### Directions for this task:
Convert the records, from the first line through the line containing "panel-frame-1: [19, 339, 601, 391]", inclusive, into a Markdown table with the columns "No." and "Line". Give each line a row number and omit any blank lines.

### Material to process:
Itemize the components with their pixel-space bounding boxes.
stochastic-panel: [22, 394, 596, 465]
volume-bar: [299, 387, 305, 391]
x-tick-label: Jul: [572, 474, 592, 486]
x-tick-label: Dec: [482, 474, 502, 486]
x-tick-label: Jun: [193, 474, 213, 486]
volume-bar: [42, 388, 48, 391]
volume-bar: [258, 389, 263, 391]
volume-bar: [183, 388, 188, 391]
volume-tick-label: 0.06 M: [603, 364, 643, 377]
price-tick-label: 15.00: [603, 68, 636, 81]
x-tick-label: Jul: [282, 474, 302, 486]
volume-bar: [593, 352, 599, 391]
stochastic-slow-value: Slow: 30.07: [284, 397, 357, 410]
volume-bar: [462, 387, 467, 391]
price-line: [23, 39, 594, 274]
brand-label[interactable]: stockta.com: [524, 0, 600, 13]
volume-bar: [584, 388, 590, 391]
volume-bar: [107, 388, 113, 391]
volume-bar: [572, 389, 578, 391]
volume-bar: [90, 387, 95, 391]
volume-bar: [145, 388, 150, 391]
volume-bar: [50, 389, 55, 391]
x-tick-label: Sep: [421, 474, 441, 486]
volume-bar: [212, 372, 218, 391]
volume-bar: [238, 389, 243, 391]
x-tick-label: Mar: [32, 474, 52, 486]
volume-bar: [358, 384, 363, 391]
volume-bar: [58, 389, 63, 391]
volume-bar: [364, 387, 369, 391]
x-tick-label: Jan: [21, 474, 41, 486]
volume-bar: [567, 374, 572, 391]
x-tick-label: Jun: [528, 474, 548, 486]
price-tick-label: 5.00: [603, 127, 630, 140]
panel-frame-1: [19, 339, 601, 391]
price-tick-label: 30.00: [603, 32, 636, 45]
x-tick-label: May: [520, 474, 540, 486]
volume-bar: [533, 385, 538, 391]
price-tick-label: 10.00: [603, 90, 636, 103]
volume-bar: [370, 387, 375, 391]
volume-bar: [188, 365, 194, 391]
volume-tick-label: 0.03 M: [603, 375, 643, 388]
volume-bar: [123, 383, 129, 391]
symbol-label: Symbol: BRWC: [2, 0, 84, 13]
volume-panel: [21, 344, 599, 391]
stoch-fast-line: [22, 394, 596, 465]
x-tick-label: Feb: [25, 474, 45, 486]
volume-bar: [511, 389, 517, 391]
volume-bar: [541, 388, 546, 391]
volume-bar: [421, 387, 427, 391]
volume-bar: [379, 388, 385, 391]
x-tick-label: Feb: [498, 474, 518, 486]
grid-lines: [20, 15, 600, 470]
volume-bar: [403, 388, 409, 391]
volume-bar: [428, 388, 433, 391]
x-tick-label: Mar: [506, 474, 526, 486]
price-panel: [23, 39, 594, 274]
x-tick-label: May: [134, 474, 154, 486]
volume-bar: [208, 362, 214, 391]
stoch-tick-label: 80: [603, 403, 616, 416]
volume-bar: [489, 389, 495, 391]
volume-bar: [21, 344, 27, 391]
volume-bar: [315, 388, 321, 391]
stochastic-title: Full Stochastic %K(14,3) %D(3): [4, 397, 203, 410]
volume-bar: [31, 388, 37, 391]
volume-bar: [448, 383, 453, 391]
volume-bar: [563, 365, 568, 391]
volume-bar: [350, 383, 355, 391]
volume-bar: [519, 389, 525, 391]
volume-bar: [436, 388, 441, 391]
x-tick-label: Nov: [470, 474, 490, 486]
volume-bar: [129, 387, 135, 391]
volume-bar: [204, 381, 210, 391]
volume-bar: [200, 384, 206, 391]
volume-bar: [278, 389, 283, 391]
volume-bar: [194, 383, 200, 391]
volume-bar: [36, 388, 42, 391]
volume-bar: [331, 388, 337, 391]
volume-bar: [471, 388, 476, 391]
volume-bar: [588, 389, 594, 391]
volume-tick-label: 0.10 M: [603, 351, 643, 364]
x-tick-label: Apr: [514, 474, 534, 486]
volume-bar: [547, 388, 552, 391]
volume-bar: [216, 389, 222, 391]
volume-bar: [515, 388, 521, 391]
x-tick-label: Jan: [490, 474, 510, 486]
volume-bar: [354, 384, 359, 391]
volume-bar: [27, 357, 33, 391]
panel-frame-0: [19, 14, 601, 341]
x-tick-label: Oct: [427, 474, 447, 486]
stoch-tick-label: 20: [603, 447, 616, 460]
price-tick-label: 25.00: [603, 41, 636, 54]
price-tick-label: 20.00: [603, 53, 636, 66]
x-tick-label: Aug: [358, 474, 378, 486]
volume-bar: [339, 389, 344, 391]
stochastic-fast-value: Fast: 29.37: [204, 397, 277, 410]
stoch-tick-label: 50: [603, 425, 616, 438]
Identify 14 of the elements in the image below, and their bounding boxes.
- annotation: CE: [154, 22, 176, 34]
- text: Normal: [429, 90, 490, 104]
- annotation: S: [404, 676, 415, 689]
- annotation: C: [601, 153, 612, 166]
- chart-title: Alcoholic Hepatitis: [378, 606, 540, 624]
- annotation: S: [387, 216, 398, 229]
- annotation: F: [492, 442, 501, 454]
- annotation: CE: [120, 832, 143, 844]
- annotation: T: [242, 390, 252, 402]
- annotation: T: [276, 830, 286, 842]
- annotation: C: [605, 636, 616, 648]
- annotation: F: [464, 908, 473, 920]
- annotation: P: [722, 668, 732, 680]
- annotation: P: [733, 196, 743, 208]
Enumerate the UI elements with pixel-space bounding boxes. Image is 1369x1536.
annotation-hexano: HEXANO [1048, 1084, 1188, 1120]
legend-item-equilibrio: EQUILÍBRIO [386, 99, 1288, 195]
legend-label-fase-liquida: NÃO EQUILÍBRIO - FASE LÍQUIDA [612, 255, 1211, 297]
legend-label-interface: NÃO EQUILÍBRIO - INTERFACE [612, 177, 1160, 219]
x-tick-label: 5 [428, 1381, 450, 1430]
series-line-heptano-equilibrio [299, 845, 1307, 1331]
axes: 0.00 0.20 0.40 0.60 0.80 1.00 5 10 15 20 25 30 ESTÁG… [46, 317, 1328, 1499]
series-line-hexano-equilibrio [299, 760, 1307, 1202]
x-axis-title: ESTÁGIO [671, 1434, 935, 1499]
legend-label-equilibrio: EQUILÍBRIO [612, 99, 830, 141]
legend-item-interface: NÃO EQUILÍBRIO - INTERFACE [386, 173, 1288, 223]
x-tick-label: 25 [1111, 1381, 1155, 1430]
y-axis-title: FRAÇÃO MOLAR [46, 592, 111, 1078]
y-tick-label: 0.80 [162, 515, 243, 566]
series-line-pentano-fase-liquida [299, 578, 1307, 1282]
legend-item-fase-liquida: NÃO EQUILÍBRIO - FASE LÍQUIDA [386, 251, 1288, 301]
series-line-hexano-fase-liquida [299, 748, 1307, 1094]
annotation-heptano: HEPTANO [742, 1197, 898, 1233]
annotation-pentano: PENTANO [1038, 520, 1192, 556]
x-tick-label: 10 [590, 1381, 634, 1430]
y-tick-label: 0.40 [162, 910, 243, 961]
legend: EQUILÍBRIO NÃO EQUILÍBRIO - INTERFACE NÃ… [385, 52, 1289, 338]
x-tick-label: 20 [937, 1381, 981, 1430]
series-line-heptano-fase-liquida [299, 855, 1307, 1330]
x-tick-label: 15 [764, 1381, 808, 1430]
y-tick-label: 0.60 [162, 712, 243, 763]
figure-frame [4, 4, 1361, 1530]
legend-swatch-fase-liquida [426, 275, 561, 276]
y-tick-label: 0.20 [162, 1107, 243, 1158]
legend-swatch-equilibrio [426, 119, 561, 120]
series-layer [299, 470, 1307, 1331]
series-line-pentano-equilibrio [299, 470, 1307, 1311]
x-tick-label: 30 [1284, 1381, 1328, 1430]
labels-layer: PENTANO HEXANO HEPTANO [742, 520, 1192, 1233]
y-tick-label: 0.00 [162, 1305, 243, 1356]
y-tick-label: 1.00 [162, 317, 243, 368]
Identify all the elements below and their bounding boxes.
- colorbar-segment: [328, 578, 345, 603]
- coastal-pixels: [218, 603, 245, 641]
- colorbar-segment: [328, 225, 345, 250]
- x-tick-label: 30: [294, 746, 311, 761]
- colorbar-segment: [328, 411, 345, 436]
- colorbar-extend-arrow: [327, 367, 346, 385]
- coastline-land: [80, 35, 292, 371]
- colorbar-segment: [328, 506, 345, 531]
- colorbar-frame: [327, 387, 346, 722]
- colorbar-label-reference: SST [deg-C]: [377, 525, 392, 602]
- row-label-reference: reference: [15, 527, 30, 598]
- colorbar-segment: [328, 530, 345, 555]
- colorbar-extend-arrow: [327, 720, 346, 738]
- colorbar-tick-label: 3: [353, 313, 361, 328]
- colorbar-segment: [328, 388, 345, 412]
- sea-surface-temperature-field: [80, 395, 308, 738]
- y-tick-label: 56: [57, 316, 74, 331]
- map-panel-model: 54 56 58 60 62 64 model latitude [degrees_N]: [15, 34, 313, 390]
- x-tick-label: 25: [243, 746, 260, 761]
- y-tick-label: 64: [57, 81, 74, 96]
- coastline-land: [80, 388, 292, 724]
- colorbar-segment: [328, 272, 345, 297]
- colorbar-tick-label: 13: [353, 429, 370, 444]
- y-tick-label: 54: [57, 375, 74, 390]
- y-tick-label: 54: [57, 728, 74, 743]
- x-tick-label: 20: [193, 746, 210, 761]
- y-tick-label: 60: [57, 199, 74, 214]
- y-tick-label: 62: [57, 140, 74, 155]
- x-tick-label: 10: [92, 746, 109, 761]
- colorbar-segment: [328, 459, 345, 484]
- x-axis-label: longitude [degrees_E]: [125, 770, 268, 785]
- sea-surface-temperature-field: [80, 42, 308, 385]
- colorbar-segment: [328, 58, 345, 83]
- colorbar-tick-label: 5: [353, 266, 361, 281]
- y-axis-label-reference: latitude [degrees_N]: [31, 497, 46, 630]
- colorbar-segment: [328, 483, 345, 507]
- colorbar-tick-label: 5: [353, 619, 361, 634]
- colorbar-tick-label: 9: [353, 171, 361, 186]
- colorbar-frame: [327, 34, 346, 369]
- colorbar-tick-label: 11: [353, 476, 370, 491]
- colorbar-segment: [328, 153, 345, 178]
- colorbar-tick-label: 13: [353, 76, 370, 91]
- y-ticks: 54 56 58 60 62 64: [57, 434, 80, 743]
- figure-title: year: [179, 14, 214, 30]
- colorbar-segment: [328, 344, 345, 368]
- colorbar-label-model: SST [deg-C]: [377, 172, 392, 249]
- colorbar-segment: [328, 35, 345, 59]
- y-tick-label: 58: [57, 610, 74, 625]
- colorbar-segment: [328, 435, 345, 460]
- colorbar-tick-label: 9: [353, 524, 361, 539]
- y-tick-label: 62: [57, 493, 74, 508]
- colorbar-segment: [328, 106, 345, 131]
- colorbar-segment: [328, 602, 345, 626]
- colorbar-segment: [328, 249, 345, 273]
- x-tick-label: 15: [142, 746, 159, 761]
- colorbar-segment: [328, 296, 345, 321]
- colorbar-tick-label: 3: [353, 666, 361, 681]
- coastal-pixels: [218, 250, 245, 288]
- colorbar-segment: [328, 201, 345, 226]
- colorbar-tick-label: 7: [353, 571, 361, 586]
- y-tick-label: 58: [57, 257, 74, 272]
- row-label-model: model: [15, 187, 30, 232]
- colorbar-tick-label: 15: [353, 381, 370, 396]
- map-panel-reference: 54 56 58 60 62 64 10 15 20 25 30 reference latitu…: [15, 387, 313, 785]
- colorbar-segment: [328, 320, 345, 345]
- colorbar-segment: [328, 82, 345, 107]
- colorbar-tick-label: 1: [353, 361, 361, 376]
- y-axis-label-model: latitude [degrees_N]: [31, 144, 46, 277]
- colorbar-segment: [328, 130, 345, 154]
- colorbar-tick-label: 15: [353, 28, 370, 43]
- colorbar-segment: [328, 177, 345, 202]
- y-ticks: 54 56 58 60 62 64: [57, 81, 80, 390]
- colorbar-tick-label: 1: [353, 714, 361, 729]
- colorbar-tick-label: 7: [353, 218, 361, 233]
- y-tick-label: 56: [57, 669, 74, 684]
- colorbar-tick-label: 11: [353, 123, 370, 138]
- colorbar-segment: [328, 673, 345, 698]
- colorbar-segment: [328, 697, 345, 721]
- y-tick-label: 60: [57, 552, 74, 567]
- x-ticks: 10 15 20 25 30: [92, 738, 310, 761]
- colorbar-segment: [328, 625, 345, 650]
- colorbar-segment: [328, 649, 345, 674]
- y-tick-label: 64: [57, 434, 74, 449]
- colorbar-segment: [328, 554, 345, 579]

### Solution to this exercise:
| No. | Line |
|---|---|
| 1 | Itemize the components with their pixel-space bounding boxes. |
| 2 | stochastic-panel: [22, 394, 596, 465] |
| 3 | volume-bar: [299, 387, 305, 391] |
| 4 | x-tick-label: Jul: [572, 474, 592, 486] |
| 5 | x-tick-label: Dec: [482, 474, 502, 486] |
| 6 | x-tick-label: Jun: [193, 474, 213, 486] |
| 7 | volume-bar: [42, 388, 48, 391] |
| 8 | volume-bar: [258, 389, 263, 391] |
| 9 | volume-bar: [183, 388, 188, 391] |
| 10 | volume-tick-label: 0.06 M: [603, 364, 643, 377] |
| 11 | price-tick-label: 15.00: [603, 68, 636, 81] |
| 12 | x-tick-label: Jul: [282, 474, 302, 486] |
| 13 | volume-bar: [593, 352, 599, 391] |
| 14 | stochastic-slow-value: Slow: 30.07: [284, 397, 357, 410] |
| 15 | volume-bar: [462, 387, 467, 391] |
| 16 | price-line: [23, 39, 594, 274] |
| 17 | brand-label[interactable]: stockta.com: [524, 0, 600, 13] |
| 18 | volume-bar: [584, 388, 590, 391] |
| 19 | volume-bar: [107, 388, 113, 391] |
| 20 | volume-bar: [572, 389, 578, 391] |
| 21 | volume-bar: [90, 387, 95, 391] |
| 22 | volume-bar: [145, 388, 150, 391] |
| 23 | volume-bar: [50, 389, 55, 391] |
| 24 | x-tick-label: Sep: [421, 474, 441, 486] |
| 25 | volume-bar: [212, 372, 218, 391] |
| 26 | volume-bar: [238, 389, 243, 391] |
| 27 | x-tick-label: Mar: [32, 474, 52, 486] |
| 28 | volume-bar: [358, 384, 363, 391] |
| 29 | volume-bar: [58, 389, 63, 391] |
| 30 | volume-bar: [364, 387, 369, 391] |
| 31 | x-tick-label: Jan: [21, 474, 41, 486] |
| 32 | volume-bar: [567, 374, 572, 391] |
| 33 | x-tick-label: Jun: [528, 474, 548, 486] |
| 34 | price-tick-label: 5.00: [603, 127, 630, 140] |
| 35 | panel-frame-1: [19, 339, 601, 391] |